▶ **PROBLEM DETAILS**: Locate each line containing the string "face" and copy it out.

(Recorded data)
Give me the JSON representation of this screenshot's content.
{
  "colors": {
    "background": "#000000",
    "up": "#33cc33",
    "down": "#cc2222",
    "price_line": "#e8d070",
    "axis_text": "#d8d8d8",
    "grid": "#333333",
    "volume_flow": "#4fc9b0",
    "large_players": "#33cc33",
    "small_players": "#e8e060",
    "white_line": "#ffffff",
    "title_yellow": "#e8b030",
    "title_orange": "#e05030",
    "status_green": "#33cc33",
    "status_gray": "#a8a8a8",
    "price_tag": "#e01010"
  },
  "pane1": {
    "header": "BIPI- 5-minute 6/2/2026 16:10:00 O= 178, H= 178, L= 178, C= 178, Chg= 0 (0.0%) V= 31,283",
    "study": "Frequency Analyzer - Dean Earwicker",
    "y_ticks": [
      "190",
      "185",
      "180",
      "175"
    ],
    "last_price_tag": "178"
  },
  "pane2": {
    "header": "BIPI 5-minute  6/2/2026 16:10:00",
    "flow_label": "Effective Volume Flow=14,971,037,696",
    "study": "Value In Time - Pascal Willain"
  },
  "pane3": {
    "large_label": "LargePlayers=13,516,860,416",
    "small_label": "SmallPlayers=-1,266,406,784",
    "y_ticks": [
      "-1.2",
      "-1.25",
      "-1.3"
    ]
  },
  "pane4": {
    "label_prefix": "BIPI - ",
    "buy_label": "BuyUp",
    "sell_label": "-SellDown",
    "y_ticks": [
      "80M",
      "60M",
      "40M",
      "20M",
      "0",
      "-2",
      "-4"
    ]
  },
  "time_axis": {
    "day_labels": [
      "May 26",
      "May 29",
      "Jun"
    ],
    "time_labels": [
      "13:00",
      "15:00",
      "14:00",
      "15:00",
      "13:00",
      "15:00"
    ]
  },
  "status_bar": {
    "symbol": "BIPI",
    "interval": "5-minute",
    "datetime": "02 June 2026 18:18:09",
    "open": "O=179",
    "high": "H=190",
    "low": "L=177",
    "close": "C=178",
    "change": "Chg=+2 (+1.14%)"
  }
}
--
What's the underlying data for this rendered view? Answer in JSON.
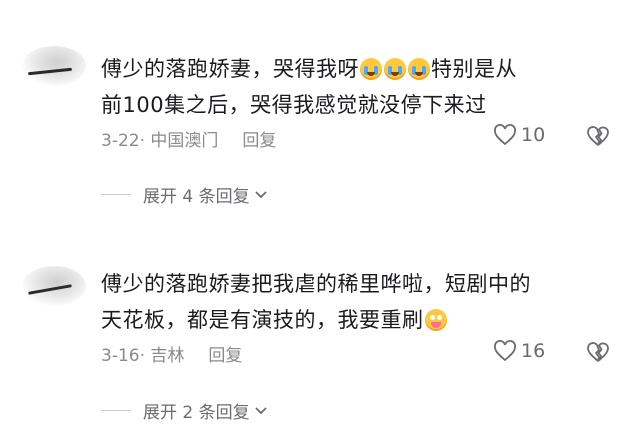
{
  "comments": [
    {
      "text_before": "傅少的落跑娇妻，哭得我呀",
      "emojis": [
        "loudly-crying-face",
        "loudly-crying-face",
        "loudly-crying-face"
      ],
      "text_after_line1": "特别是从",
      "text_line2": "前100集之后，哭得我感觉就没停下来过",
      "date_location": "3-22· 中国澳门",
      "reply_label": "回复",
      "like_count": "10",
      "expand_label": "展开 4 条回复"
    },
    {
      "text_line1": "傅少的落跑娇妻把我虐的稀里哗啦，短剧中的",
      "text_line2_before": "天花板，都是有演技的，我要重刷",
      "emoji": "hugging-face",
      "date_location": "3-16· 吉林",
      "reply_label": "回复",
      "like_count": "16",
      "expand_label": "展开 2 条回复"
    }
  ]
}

▶ **ANSWER FOR THIS EXERCISE**:
        "loudly-crying-face",
        "loudly-crying-face",
        "loudly-crying-face"
      "emoji": "hugging-face",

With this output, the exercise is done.